Exercise instructions
Filter the records below and copy every line containing the word "Estádio".

--- BEGIN Excerpted data ---

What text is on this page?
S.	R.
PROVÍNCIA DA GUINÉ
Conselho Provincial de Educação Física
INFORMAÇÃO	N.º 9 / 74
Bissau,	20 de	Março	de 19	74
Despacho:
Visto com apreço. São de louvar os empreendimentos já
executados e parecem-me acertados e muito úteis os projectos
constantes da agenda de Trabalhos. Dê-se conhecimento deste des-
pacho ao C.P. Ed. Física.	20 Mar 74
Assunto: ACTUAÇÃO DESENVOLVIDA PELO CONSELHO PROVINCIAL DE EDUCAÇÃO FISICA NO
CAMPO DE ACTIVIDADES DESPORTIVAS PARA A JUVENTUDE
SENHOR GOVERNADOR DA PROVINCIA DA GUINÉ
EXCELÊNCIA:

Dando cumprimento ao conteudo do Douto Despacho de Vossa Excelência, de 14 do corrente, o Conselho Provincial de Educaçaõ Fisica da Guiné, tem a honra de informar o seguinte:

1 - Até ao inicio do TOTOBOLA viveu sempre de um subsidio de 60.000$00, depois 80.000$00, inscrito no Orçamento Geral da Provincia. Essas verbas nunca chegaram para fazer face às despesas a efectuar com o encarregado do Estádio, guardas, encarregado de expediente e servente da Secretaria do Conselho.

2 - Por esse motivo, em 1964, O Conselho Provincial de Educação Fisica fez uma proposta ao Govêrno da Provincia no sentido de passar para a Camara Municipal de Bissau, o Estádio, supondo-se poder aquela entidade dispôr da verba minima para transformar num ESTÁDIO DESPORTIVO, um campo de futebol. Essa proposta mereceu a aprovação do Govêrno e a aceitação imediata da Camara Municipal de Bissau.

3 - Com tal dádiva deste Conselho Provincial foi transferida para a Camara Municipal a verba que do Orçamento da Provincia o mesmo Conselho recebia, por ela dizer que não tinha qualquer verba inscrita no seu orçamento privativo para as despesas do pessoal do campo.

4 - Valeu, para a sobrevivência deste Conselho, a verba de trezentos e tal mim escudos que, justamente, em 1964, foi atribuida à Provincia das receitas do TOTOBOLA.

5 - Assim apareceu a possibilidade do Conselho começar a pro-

--- END Excerpted data ---

Response to the task
1 - Até ao inicio do TOTOBOLA viveu sempre de um subsidio de 60.000$00, depois 80.000$00, inscrito no Orçamento Geral da Provincia. Essas verbas nunca chegaram para fazer face às despesas a efectuar com o encarregado do Estádio, guardas, encarregado de expediente e servente da Secretaria do Conselho.
2 - Por esse motivo, em 1964, O Conselho Provincial de Educação Fisica fez uma proposta ao Govêrno da Provincia no sentido de passar para a Camara Municipal de Bissau, o Estádio, supondo-se poder aquela entidade dispôr da verba minima para transformar num ESTÁDIO DESPORTIVO, um campo de futebol. Essa proposta mereceu a aprovação do Govêrno e a aceitação imediata da Camara Municipal de Bissau.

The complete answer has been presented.